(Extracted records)
▶

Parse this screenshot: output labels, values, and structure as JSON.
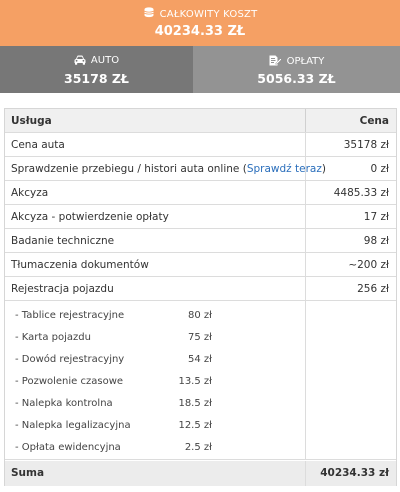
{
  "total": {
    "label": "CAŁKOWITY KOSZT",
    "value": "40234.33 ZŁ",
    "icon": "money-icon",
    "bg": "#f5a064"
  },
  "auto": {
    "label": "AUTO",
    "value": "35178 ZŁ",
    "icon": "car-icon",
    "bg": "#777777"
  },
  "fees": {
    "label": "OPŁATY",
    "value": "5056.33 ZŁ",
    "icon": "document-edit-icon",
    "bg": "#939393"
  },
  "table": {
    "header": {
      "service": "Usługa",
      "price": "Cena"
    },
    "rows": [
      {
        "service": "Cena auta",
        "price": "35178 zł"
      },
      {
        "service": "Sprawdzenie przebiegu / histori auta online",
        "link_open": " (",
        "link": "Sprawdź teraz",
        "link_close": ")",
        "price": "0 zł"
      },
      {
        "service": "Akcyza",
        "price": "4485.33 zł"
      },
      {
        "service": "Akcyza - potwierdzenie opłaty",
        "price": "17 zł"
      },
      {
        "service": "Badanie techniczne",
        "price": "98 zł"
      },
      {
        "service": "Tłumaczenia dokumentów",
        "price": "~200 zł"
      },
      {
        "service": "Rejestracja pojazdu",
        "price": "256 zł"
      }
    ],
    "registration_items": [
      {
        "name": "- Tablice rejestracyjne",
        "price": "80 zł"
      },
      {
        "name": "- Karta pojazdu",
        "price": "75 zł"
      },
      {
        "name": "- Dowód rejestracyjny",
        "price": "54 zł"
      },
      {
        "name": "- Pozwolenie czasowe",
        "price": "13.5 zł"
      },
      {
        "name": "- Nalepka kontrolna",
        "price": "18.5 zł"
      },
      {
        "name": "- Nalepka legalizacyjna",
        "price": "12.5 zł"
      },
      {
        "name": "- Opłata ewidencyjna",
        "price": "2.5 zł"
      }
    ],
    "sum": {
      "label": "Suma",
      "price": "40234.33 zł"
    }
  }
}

◀

- [DESCRIPTION OF THE TASK]:
Retype the data above exactly; pictures are not part of the copy.

- [EXERCISE RESPONSE]:
Parse this screenshot: output labels, values, and structure as JSON.
{
  "total": {
    "label": "CAŁKOWITY KOSZT",
    "value": "40234.33 ZŁ",
    "icon": "money-icon",
    "bg": "#f5a064"
  },
  "auto": {
    "label": "AUTO",
    "value": "35178 ZŁ",
    "icon": "car-icon",
    "bg": "#777777"
  },
  "fees": {
    "label": "OPŁATY",
    "value": "5056.33 ZŁ",
    "icon": "document-edit-icon",
    "bg": "#939393"
  },
  "table": {
    "header": {
      "service": "Usługa",
      "price": "Cena"
    },
    "rows": [
      {
        "service": "Cena auta",
        "price": "35178 zł"
      },
      {
        "service": "Sprawdzenie przebiegu / histori auta online",
        "link_open": " (",
        "link": "Sprawdź teraz",
        "link_close": ")",
        "price": "0 zł"
      },
      {
        "service": "Akcyza",
        "price": "4485.33 zł"
      },
      {
        "service": "Akcyza - potwierdzenie opłaty",
        "price": "17 zł"
      },
      {
        "service": "Badanie techniczne",
        "price": "98 zł"
      },
      {
        "service": "Tłumaczenia dokumentów",
        "price": "~200 zł"
      },
      {
        "service": "Rejestracja pojazdu",
        "price": "256 zł"
      }
    ],
    "registration_items": [
      {
        "name": "- Tablice rejestracyjne",
        "price": "80 zł"
      },
      {
        "name": "- Karta pojazdu",
        "price": "75 zł"
      },
      {
        "name": "- Dowód rejestracyjny",
        "price": "54 zł"
      },
      {
        "name": "- Pozwolenie czasowe",
        "price": "13.5 zł"
      },
      {
        "name": "- Nalepka kontrolna",
        "price": "18.5 zł"
      },
      {
        "name": "- Nalepka legalizacyjna",
        "price": "12.5 zł"
      },
      {
        "name": "- Opłata ewidencyjna",
        "price": "2.5 zł"
      }
    ],
    "sum": {
      "label": "Suma",
      "price": "40234.33 zł"
    }
  }
}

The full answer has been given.